(Records from a collection)
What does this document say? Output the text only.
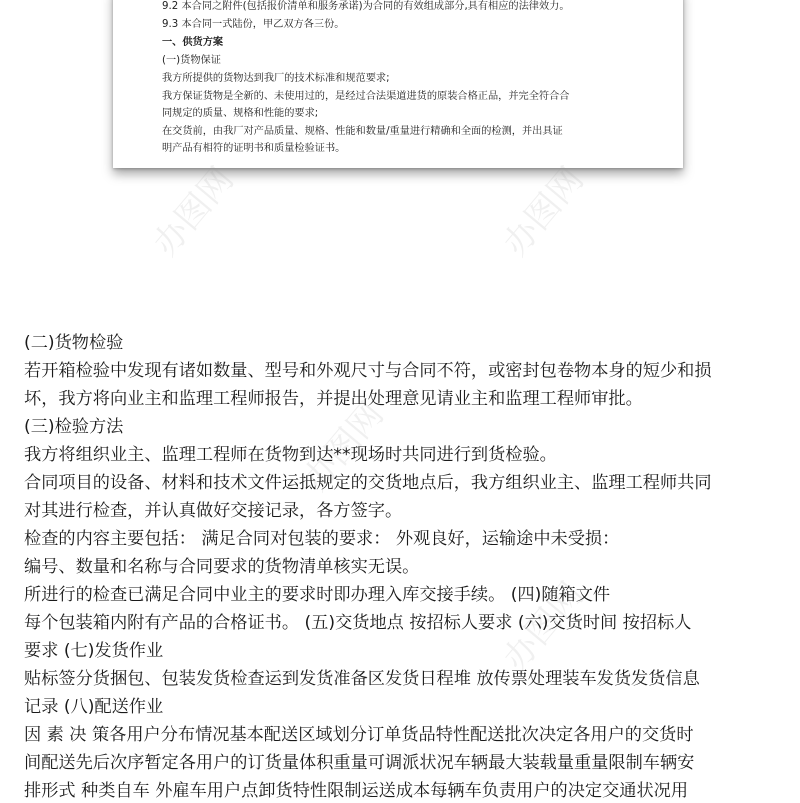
9.2 本合同之附件(包括报价清单和服务承诺)为合同的有效组成部分,具有相应的法律效力。
9.3 本合同一式陆份，甲乙双方各三份。
一、供货方案
(一)货物保证
我方所提供的货物达到我厂的技术标准和规范要求;
我方保证货物是全新的、未使用过的，是经过合法渠道进货的原装合格正品，并完全符合合
同规定的质量、规格和性能的要求;
在交货前，由我厂对产品质量、规格、性能和数量/重量进行精确和全面的检测，并出具证
明产品有相符的证明书和质量检验证书。
办图网	办图网
办图网
办图网
(二)货物检验
若开箱检验中发现有诸如数量、型号和外观尺寸与合同不符，或密封包卷物本身的短少和损
坏，我方将向业主和监理工程师报告，并提出处理意见请业主和监理工程师审批。
(三)检验方法
我方将组织业主、监理工程师在货物到达**现场时共同进行到货检验。
合同项目的设备、材料和技术文件运抵规定的交货地点后，我方组织业主、监理工程师共同
对其进行检查，并认真做好交接记录，各方签字。
检查的内容主要包括： 满足合同对包装的要求： 外观良好，运输途中未受损：
编号、数量和名称与合同要求的货物清单核实无误。
所进行的检查已满足合同中业主的要求时即办理入库交接手续。 (四)随箱文件
每个包装箱内附有产品的合格证书。 (五)交货地点 按招标人要求 (六)交货时间 按招标人
要求 (七)发货作业
贴标签分货捆包、包装发货检查运到发货准备区发货日程堆 放传票处理装车发货发货信息
记录 (八)配送作业
因 素 决 策各用户分布情况基本配送区域划分订单货品特性配送批次决定各用户的交货时
间配送先后次序暂定各用户的订货量体积重量可调派状况车辆最大装载量重量限制车辆安
排形式 种类自车 外雇车用户点卸货特性限制运送成本每辆车负责用户的决定交通状况用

• Given exercise
All of the material above is to be copied exactly, except for its images.

• Written response
What does this document say? Output the text only.
9.2 本合同之附件(包括报价清单和服务承诺)为合同的有效组成部分,具有相应的法律效力。
9.3 本合同一式陆份，甲乙双方各三份。
一、供货方案
(一)货物保证
我方所提供的货物达到我厂的技术标准和规范要求;
我方保证货物是全新的、未使用过的，是经过合法渠道进货的原装合格正品，并完全符合合
同规定的质量、规格和性能的要求;
在交货前，由我厂对产品质量、规格、性能和数量/重量进行精确和全面的检测，并出具证
明产品有相符的证明书和质量检验证书。
办图网	办图网
办图网
办图网
(二)货物检验
若开箱检验中发现有诸如数量、型号和外观尺寸与合同不符，或密封包卷物本身的短少和损
坏，我方将向业主和监理工程师报告，并提出处理意见请业主和监理工程师审批。
(三)检验方法
我方将组织业主、监理工程师在货物到达**现场时共同进行到货检验。
合同项目的设备、材料和技术文件运抵规定的交货地点后，我方组织业主、监理工程师共同
对其进行检查，并认真做好交接记录，各方签字。
检查的内容主要包括： 满足合同对包装的要求： 外观良好，运输途中未受损：
编号、数量和名称与合同要求的货物清单核实无误。
所进行的检查已满足合同中业主的要求时即办理入库交接手续。 (四)随箱文件
每个包装箱内附有产品的合格证书。 (五)交货地点 按招标人要求 (六)交货时间 按招标人
要求 (七)发货作业
贴标签分货捆包、包装发货检查运到发货准备区发货日程堆 放传票处理装车发货发货信息
记录 (八)配送作业
因 素 决 策各用户分布情况基本配送区域划分订单货品特性配送批次决定各用户的交货时
间配送先后次序暂定各用户的订货量体积重量可调派状况车辆最大装载量重量限制车辆安
排形式 种类自车 外雇车用户点卸货特性限制运送成本每辆车负责用户的决定交通状况用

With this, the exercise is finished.